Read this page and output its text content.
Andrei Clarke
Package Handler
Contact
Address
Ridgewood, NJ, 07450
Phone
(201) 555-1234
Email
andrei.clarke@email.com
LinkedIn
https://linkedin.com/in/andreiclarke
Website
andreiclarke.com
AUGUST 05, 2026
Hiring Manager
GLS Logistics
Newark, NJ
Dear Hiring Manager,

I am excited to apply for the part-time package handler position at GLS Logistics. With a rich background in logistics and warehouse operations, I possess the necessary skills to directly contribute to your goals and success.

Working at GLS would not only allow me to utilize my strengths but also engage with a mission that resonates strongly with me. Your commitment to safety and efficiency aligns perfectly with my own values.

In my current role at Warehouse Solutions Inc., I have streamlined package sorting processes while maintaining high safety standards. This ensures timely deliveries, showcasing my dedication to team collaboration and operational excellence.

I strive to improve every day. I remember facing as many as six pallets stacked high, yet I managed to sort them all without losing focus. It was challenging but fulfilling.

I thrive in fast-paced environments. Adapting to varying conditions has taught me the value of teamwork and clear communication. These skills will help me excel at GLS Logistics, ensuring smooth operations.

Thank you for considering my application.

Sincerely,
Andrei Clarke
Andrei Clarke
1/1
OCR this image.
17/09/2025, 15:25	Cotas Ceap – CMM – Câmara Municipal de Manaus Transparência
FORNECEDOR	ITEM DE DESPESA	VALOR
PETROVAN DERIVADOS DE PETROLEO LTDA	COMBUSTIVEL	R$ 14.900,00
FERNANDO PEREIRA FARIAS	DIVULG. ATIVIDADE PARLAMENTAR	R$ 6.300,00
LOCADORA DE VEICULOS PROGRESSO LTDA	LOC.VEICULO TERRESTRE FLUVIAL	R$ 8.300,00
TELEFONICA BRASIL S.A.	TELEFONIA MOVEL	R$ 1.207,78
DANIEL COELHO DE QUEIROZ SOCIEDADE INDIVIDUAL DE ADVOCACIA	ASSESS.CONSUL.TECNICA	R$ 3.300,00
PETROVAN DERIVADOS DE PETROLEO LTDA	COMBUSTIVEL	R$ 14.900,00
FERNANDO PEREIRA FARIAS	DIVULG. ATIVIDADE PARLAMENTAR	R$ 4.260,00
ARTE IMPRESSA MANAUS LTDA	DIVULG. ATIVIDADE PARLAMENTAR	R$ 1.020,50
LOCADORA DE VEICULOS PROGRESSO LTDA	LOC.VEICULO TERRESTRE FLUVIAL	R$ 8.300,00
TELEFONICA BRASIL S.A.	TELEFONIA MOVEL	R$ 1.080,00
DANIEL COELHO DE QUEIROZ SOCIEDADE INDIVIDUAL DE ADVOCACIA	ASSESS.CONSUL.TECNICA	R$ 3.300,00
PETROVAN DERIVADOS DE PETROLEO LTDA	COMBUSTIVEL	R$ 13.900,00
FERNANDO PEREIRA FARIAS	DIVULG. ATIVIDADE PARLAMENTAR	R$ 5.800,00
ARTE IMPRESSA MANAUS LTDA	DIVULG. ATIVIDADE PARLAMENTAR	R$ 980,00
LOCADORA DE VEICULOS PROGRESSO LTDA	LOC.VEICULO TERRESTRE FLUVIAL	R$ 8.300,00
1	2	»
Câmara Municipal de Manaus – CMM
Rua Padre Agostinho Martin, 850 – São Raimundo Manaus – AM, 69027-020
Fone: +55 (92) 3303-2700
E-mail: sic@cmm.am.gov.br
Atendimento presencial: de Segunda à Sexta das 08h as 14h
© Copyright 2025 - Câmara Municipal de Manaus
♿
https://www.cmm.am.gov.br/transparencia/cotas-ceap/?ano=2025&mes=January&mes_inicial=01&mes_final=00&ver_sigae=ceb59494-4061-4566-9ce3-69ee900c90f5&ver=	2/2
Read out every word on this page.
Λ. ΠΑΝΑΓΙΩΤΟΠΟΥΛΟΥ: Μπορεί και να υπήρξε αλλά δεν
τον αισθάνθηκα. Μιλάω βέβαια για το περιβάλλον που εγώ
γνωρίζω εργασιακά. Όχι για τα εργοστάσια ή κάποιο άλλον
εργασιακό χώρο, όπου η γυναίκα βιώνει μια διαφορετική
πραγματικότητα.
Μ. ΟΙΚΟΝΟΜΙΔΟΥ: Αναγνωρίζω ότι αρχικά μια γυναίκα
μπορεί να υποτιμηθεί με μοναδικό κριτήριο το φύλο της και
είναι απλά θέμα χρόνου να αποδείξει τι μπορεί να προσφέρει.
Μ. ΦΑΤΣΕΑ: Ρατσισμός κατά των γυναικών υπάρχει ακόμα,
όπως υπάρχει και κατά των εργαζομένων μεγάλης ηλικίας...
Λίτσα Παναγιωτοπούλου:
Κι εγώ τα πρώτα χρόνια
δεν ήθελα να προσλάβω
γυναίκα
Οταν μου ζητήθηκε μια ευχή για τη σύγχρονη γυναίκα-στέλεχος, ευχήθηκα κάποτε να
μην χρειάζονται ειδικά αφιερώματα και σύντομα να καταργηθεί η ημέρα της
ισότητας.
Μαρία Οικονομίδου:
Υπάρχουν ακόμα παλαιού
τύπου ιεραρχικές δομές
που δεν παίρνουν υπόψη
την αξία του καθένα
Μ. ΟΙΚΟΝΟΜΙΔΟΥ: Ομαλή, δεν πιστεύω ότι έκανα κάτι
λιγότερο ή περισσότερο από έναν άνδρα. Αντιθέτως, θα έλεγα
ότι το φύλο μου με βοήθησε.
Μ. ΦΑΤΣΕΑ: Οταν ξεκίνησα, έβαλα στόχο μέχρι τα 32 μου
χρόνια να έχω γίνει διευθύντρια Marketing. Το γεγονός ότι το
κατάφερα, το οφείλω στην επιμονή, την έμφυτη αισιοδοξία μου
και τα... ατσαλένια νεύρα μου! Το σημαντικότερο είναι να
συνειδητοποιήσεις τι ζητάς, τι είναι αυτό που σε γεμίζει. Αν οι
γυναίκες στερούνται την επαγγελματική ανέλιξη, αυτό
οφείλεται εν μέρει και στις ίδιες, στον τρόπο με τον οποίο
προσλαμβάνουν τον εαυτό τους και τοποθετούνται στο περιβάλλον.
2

----

Without changing a word, restate the whole listing.

# EXERCISE RESPONSE:
Read this page and output its text content.
Andrei Clarke
Package Handler
Contact
Address
Ridgewood, NJ, 07450
Phone
(201) 555-1234
Email
andrei.clarke@email.com
LinkedIn
https://linkedin.com/in/andreiclarke
Website
andreiclarke.com
AUGUST 05, 2026
Hiring Manager
GLS Logistics
Newark, NJ
Dear Hiring Manager,

I am excited to apply for the part-time package handler position at GLS Logistics. With a rich background in logistics and warehouse operations, I possess the necessary skills to directly contribute to your goals and success.

Working at GLS would not only allow me to utilize my strengths but also engage with a mission that resonates strongly with me. Your commitment to safety and efficiency aligns perfectly with my own values.

In my current role at Warehouse Solutions Inc., I have streamlined package sorting processes while maintaining high safety standards. This ensures timely deliveries, showcasing my dedication to team collaboration and operational excellence.

I strive to improve every day. I remember facing as many as six pallets stacked high, yet I managed to sort them all without losing focus. It was challenging but fulfilling.

I thrive in fast-paced environments. Adapting to varying conditions has taught me the value of teamwork and clear communication. These skills will help me excel at GLS Logistics, ensuring smooth operations.

Thank you for considering my application.

Sincerely,
Andrei Clarke
Andrei Clarke
1/1
OCR this image.
17/09/2025, 15:25	Cotas Ceap – CMM – Câmara Municipal de Manaus Transparência
FORNECEDOR	ITEM DE DESPESA	VALOR
PETROVAN DERIVADOS DE PETROLEO LTDA	COMBUSTIVEL	R$ 14.900,00
FERNANDO PEREIRA FARIAS	DIVULG. ATIVIDADE PARLAMENTAR	R$ 6.300,00
LOCADORA DE VEICULOS PROGRESSO LTDA	LOC.VEICULO TERRESTRE FLUVIAL	R$ 8.300,00
TELEFONICA BRASIL S.A.	TELEFONIA MOVEL	R$ 1.207,78
DANIEL COELHO DE QUEIROZ SOCIEDADE INDIVIDUAL DE ADVOCACIA	ASSESS.CONSUL.TECNICA	R$ 3.300,00
PETROVAN DERIVADOS DE PETROLEO LTDA	COMBUSTIVEL	R$ 14.900,00
FERNANDO PEREIRA FARIAS	DIVULG. ATIVIDADE PARLAMENTAR	R$ 4.260,00
ARTE IMPRESSA MANAUS LTDA	DIVULG. ATIVIDADE PARLAMENTAR	R$ 1.020,50
LOCADORA DE VEICULOS PROGRESSO LTDA	LOC.VEICULO TERRESTRE FLUVIAL	R$ 8.300,00
TELEFONICA BRASIL S.A.	TELEFONIA MOVEL	R$ 1.080,00
DANIEL COELHO DE QUEIROZ SOCIEDADE INDIVIDUAL DE ADVOCACIA	ASSESS.CONSUL.TECNICA	R$ 3.300,00
PETROVAN DERIVADOS DE PETROLEO LTDA	COMBUSTIVEL	R$ 13.900,00
FERNANDO PEREIRA FARIAS	DIVULG. ATIVIDADE PARLAMENTAR	R$ 5.800,00
ARTE IMPRESSA MANAUS LTDA	DIVULG. ATIVIDADE PARLAMENTAR	R$ 980,00
LOCADORA DE VEICULOS PROGRESSO LTDA	LOC.VEICULO TERRESTRE FLUVIAL	R$ 8.300,00
1	2	»
Câmara Municipal de Manaus – CMM
Rua Padre Agostinho Martin, 850 – São Raimundo Manaus – AM, 69027-020
Fone: +55 (92) 3303-2700
E-mail: sic@cmm.am.gov.br
Atendimento presencial: de Segunda à Sexta das 08h as 14h
© Copyright 2025 - Câmara Municipal de Manaus
♿
https://www.cmm.am.gov.br/transparencia/cotas-ceap/?ano=2025&mes=January&mes_inicial=01&mes_final=00&ver_sigae=ceb59494-4061-4566-9ce3-69ee900c90f5&ver=	2/2
Read out every word on this page.
Λ. ΠΑΝΑΓΙΩΤΟΠΟΥΛΟΥ: Μπορεί και να υπήρξε αλλά δεν
τον αισθάνθηκα. Μιλάω βέβαια για το περιβάλλον που εγώ
γνωρίζω εργασιακά. Όχι για τα εργοστάσια ή κάποιο άλλον
εργασιακό χώρο, όπου η γυναίκα βιώνει μια διαφορετική
πραγματικότητα.
Μ. ΟΙΚΟΝΟΜΙΔΟΥ: Αναγνωρίζω ότι αρχικά μια γυναίκα
μπορεί να υποτιμηθεί με μοναδικό κριτήριο το φύλο της και
είναι απλά θέμα χρόνου να αποδείξει τι μπορεί να προσφέρει.
Μ. ΦΑΤΣΕΑ: Ρατσισμός κατά των γυναικών υπάρχει ακόμα,
όπως υπάρχει και κατά των εργαζομένων μεγάλης ηλικίας...
Λίτσα Παναγιωτοπούλου:
Κι εγώ τα πρώτα χρόνια
δεν ήθελα να προσλάβω
γυναίκα
Οταν μου ζητήθηκε μια ευχή για τη σύγχρονη γυναίκα-στέλεχος, ευχήθηκα κάποτε να
μην χρειάζονται ειδικά αφιερώματα και σύντομα να καταργηθεί η ημέρα της
ισότητας.
Μαρία Οικονομίδου:
Υπάρχουν ακόμα παλαιού
τύπου ιεραρχικές δομές
που δεν παίρνουν υπόψη
την αξία του καθένα
Μ. ΟΙΚΟΝΟΜΙΔΟΥ: Ομαλή, δεν πιστεύω ότι έκανα κάτι
λιγότερο ή περισσότερο από έναν άνδρα. Αντιθέτως, θα έλεγα
ότι το φύλο μου με βοήθησε.
Μ. ΦΑΤΣΕΑ: Οταν ξεκίνησα, έβαλα στόχο μέχρι τα 32 μου
χρόνια να έχω γίνει διευθύντρια Marketing. Το γεγονός ότι το
κατάφερα, το οφείλω στην επιμονή, την έμφυτη αισιοδοξία μου
και τα... ατσαλένια νεύρα μου! Το σημαντικότερο είναι να
συνειδητοποιήσεις τι ζητάς, τι είναι αυτό που σε γεμίζει. Αν οι
γυναίκες στερούνται την επαγγελματική ανέλιξη, αυτό
οφείλεται εν μέρει και στις ίδιες, στον τρόπο με τον οποίο
προσλαμβάνουν τον εαυτό τους και τοποθετούνται στο περιβάλλον.
2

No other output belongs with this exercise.